Problems and tasks =
**A.** Repeat the part of the market commentary between "It's just the" and "and Skydance merger.", inclusive.
**B.** Write the next part of the market commentary on GameStop and Paramount, picking up right after its last sentence.

Excerpt to read =
Major hedge funds and Roaring Kitty or Keith Gill with GameStop. The difficulty in arguing of whether or not this is illegal is answering the question of how this is any different than what people do on CNBC Every single day. Every single day on CNBC, people go on and talk their book. They talk about their stocks, they talk about their thesisis. They want their stocks to go up.

It's just the case that most of them don't have the influence of Keith Gill. If they had the influence of Keith Gill, does that make it illegal suddenly? Those are important questions. But when I look at this, I don't see any problem. From what I can tell, he's not trading with any insider data or exclusive knowledge. He's just posting his positions, which is what professional investors do every three months. Now, finally, we get to the news of the Paramount Global and Skydance merger.

We know that Paramount has been struggling. It's a stock that I have considered a value trap for a while because they have assets that are not at scale. It's a company that's weighed down by a lot of legacy assets. They have some great studio content, but they don't have the subscribers, they don't have the eyes on them, they don't have the scale. When companies lack scale, they need to merge. They need to try to buy scale or at least dilute and merge with scale, they say.

The agreement term comes after weeks of discussion and recent competing offers from Apollo Global Management and Sony Pictures. Now they've had multiple people they're talking to, talking about different agreements, different arrangements. But one thing that has been important to Paramount is to try to keep what they've created together. They don't want to just sell it off for parts. A lot of it is kind of like their pride and history of creating this company.

Given information =
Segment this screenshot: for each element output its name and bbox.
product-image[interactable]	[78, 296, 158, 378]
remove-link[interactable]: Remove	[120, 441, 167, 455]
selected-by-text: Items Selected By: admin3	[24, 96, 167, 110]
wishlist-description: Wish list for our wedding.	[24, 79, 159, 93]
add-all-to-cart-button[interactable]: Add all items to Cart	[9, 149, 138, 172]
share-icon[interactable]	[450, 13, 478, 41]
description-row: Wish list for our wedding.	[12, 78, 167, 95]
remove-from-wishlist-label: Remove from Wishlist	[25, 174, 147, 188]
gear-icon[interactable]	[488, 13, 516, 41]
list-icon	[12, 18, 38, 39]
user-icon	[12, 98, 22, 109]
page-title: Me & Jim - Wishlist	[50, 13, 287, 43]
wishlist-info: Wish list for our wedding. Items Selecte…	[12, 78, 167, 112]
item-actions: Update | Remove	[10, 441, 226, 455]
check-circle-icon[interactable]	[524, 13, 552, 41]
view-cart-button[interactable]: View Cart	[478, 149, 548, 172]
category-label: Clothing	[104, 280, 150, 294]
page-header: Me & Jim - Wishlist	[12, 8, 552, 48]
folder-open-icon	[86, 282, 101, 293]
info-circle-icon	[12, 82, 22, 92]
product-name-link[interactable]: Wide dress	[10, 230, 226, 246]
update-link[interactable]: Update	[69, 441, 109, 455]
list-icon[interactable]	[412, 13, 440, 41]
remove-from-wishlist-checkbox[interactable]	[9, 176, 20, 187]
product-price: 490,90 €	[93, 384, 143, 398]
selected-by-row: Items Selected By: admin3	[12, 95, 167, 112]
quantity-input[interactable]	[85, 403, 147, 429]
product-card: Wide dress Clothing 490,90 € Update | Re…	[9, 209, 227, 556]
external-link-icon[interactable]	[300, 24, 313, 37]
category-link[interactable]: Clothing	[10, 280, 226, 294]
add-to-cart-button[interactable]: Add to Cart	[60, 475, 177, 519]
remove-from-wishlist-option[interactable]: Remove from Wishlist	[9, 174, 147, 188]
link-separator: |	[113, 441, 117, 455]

Results of the exercise =
**A.**
It's just the case that most of them don't have the influence of Keith Gill. If they had the influence of Keith Gill, does that make it illegal suddenly? Those are important questions. But when I look at this, I don't see any problem. From what I can tell, he's not trading with any insider data or exclusive knowledge. He's just posting his positions, which is what professional investors do every three months. Now, finally, we get to the news of the Paramount Global and Skydance merger.

**B.**
And if you have a family that you've created a company like Paramount, you don't want to have it stripped down and sold for parts to something like Apollo Global Management or Sony Pictures. You want to try to keep what you've created together so that your legacy lives on. But in many cases, that's not what's best for the shareholder.

The shareholder may have done better by selling Paramount to Sony Pictures or Apollo Global Management, but part of this deal is motivated by the family wanting to keep what they've created together. So that creates a little bit of a a difference in interest. But we see the deal working out with Skydance. They say that Skydance would buy out nearly 50% of the Class B Paramount shares at $15 a piece, or $4.5 billion, leaving the holders with equity in the new

company. Skydance and Redbird would also contribute 1.5 billion in cash to Paramount's balance sheet to help reduce debt. The deal is valued at $8 billion, an increase from the 5 billion offer on the table earlier. Under those earlier terms, the Redstone family, which is the ones that own Viacom, they're the ones that own the majority stake in this. And again, they're wanting to like, keep things together.

They want to keep a legacy. They would have received less than $2 billion for her stake in the Class B shares would have been bought out at nearly a 30% premium at $11.00 per share. So they actually upped the bid on this transaction. The family's making more money and they're keeping the company together. I think they have to be happy with this deal. I look at Paramount now and I think it's going to be a great studio. Paramount with Skydance, I think is going to make some awesome

content. But they still have the trouble of scale and lots of content still can't buy you scale. That's something you have to earn over a long period of time. So I think Paramount Global and Skydance, after this merger, I think they'll continue to be a bit of an arms dealer. They'll make content, they'll produce really good stuff. It'll go to the theaters and then it will end up on Netflix.

And I know I'm a shareholder of Netflix, so this is coming from a buy standpoint, but if I had to choose at this point, I'd still rather own Netflix. That's all for this time. I hope you enjoyed. See you in the next one.